- Task description -
All of the records listed below should be retyped exactly.

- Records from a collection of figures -
════════════════
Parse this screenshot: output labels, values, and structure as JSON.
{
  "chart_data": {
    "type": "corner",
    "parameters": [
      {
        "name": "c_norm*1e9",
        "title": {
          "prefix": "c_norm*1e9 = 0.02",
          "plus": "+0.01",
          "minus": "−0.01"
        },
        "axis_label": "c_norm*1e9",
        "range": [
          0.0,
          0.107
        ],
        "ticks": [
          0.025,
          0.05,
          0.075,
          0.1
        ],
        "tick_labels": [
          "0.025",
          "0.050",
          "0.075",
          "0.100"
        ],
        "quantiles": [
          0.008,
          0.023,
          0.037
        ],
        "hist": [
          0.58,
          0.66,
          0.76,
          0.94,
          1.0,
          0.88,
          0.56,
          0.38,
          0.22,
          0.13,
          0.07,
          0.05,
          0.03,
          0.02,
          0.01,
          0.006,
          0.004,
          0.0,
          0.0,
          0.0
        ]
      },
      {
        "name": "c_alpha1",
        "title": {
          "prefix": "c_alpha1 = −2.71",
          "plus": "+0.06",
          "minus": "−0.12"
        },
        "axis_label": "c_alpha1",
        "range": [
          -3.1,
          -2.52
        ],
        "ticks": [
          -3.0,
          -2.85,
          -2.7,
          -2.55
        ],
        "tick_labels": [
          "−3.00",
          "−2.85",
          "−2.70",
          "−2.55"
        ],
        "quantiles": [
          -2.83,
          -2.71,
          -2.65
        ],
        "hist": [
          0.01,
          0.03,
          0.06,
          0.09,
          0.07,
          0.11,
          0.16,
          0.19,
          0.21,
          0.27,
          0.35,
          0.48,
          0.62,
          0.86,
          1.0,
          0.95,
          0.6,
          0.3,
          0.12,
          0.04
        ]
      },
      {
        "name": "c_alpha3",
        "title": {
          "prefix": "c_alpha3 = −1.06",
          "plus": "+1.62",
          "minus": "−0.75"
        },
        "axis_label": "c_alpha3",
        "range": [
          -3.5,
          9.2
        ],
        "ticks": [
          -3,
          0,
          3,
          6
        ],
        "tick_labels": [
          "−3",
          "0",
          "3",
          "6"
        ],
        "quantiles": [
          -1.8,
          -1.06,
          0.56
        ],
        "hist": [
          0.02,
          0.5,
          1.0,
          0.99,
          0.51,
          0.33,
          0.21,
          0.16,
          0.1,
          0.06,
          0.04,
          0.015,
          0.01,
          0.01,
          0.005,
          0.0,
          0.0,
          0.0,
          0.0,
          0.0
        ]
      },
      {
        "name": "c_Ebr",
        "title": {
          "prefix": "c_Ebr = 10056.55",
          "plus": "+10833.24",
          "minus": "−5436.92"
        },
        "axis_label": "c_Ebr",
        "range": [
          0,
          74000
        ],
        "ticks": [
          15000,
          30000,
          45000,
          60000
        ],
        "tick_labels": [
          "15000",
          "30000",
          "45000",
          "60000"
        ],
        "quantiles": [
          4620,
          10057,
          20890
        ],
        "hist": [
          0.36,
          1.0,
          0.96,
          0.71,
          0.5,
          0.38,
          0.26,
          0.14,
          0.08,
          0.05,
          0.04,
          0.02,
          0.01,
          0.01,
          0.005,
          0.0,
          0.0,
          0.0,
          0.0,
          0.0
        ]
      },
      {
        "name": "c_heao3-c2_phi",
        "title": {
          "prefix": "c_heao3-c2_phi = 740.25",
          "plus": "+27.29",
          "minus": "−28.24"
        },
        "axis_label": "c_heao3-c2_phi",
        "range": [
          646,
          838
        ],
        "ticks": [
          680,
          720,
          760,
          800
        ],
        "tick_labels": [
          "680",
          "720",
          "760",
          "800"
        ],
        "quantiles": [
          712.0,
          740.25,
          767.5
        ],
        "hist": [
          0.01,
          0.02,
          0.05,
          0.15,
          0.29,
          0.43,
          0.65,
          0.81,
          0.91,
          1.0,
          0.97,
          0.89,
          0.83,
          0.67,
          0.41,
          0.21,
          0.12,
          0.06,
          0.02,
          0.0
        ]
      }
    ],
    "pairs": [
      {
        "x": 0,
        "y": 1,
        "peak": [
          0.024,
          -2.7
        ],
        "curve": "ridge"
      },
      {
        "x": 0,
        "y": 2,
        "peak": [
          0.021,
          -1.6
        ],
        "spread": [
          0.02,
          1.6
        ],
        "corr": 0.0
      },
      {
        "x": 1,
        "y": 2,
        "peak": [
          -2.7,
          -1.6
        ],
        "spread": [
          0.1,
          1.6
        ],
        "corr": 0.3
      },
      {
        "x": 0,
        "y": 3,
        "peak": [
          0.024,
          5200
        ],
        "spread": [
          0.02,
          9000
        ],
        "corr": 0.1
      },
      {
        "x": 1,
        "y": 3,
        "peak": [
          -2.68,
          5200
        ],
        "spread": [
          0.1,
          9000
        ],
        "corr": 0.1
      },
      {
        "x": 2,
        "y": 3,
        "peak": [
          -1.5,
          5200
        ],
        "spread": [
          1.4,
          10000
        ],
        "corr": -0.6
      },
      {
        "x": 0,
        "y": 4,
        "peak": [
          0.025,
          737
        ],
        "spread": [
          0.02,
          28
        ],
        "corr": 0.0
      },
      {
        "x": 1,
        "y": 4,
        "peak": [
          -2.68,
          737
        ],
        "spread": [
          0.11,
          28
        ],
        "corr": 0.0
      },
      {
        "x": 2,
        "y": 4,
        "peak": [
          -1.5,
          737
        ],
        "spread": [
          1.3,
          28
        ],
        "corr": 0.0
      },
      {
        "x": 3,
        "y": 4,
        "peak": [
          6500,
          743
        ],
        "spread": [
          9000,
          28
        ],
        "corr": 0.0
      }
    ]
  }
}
════════════════
- Exercise solution -
Parse this screenshot: output labels, values, and structure as JSON.
{
  "chart_data": {
    "type": "corner",
    "parameters": [
      {
        "name": "c_norm*1e9",
        "title": {
          "prefix": "c_norm*1e9 = 0.02",
          "plus": "+0.01",
          "minus": "−0.01"
        },
        "axis_label": "c_norm*1e9",
        "range": [
          0.0,
          0.107
        ],
        "ticks": [
          0.025,
          0.05,
          0.075,
          0.1
        ],
        "tick_labels": [
          "0.025",
          "0.050",
          "0.075",
          "0.100"
        ],
        "quantiles": [
          0.008,
          0.023,
          0.037
        ],
        "hist": [
          0.58,
          0.66,
          0.76,
          0.94,
          1.0,
          0.88,
          0.56,
          0.38,
          0.22,
          0.13,
          0.07,
          0.05,
          0.03,
          0.02,
          0.01,
          0.006,
          0.004,
          0.0,
          0.0,
          0.0
        ]
      },
      {
        "name": "c_alpha1",
        "title": {
          "prefix": "c_alpha1 = −2.71",
          "plus": "+0.06",
          "minus": "−0.12"
        },
        "axis_label": "c_alpha1",
        "range": [
          -3.1,
          -2.52
        ],
        "ticks": [
          -3.0,
          -2.85,
          -2.7,
          -2.55
        ],
        "tick_labels": [
          "−3.00",
          "−2.85",
          "−2.70",
          "−2.55"
        ],
        "quantiles": [
          -2.83,
          -2.71,
          -2.65
        ],
        "hist": [
          0.01,
          0.03,
          0.06,
          0.09,
          0.07,
          0.11,
          0.16,
          0.19,
          0.21,
          0.27,
          0.35,
          0.48,
          0.62,
          0.86,
          1.0,
          0.95,
          0.6,
          0.3,
          0.12,
          0.04
        ]
      },
      {
        "name": "c_alpha3",
        "title": {
          "prefix": "c_alpha3 = −1.06",
          "plus": "+1.62",
          "minus": "−0.75"
        },
        "axis_label": "c_alpha3",
        "range": [
          -3.5,
          9.2
        ],
        "ticks": [
          -3,
          0,
          3,
          6
        ],
        "tick_labels": [
          "−3",
          "0",
          "3",
          "6"
        ],
        "quantiles": [
          -1.8,
          -1.06,
          0.56
        ],
        "hist": [
          0.02,
          0.5,
          1.0,
          0.99,
          0.51,
          0.33,
          0.21,
          0.16,
          0.1,
          0.06,
          0.04,
          0.015,
          0.01,
          0.01,
          0.005,
          0.0,
          0.0,
          0.0,
          0.0,
          0.0
        ]
      },
      {
        "name": "c_Ebr",
        "title": {
          "prefix": "c_Ebr = 10056.55",
          "plus": "+10833.24",
          "minus": "−5436.92"
        },
        "axis_label": "c_Ebr",
        "range": [
          0,
          74000
        ],
        "ticks": [
          15000,
          30000,
          45000,
          60000
        ],
        "tick_labels": [
          "15000",
          "30000",
          "45000",
          "60000"
        ],
        "quantiles": [
          4620,
          10057,
          20890
        ],
        "hist": [
          0.36,
          1.0,
          0.96,
          0.71,
          0.5,
          0.38,
          0.26,
          0.14,
          0.08,
          0.05,
          0.04,
          0.02,
          0.01,
          0.01,
          0.005,
          0.0,
          0.0,
          0.0,
          0.0,
          0.0
        ]
      },
      {
        "name": "c_heao3-c2_phi",
        "title": {
          "prefix": "c_heao3-c2_phi = 740.25",
          "plus": "+27.29",
          "minus": "−28.24"
        },
        "axis_label": "c_heao3-c2_phi",
        "range": [
          646,
          838
        ],
        "ticks": [
          680,
          720,
          760,
          800
        ],
        "tick_labels": [
          "680",
          "720",
          "760",
          "800"
        ],
        "quantiles": [
          712.0,
          740.25,
          767.5
        ],
        "hist": [
          0.01,
          0.02,
          0.05,
          0.15,
          0.29,
          0.43,
          0.65,
          0.81,
          0.91,
          1.0,
          0.97,
          0.89,
          0.83,
          0.67,
          0.41,
          0.21,
          0.12,
          0.06,
          0.02,
          0.0
        ]
      }
    ],
    "pairs": [
      {
        "x": 0,
        "y": 1,
        "peak": [
          0.024,
          -2.7
        ],
        "curve": "ridge"
      },
      {
        "x": 0,
        "y": 2,
        "peak": [
          0.021,
          -1.6
        ],
        "spread": [
          0.02,
          1.6
        ],
        "corr": 0.0
      },
      {
        "x": 1,
        "y": 2,
        "peak": [
          -2.7,
          -1.6
        ],
        "spread": [
          0.1,
          1.6
        ],
        "corr": 0.3
      },
      {
        "x": 0,
        "y": 3,
        "peak": [
          0.024,
          5200
        ],
        "spread": [
          0.02,
          9000
        ],
        "corr": 0.1
      },
      {
        "x": 1,
        "y": 3,
        "peak": [
          -2.68,
          5200
        ],
        "spread": [
          0.1,
          9000
        ],
        "corr": 0.1
      },
      {
        "x": 2,
        "y": 3,
        "peak": [
          -1.5,
          5200
        ],
        "spread": [
          1.4,
          10000
        ],
        "corr": -0.6
      },
      {
        "x": 0,
        "y": 4,
        "peak": [
          0.025,
          737
        ],
        "spread": [
          0.02,
          28
        ],
        "corr": 0.0
      },
      {
        "x": 1,
        "y": 4,
        "peak": [
          -2.68,
          737
        ],
        "spread": [
          0.11,
          28
        ],
        "corr": 0.0
      },
      {
        "x": 2,
        "y": 4,
        "peak": [
          -1.5,
          737
        ],
        "spread": [
          1.3,
          28
        ],
        "corr": 0.0
      },
      {
        "x": 3,
        "y": 4,
        "peak": [
          6500,
          743
        ],
        "spread": [
          9000,
          28
        ],
        "corr": 0.0
      }
    ]
  }
}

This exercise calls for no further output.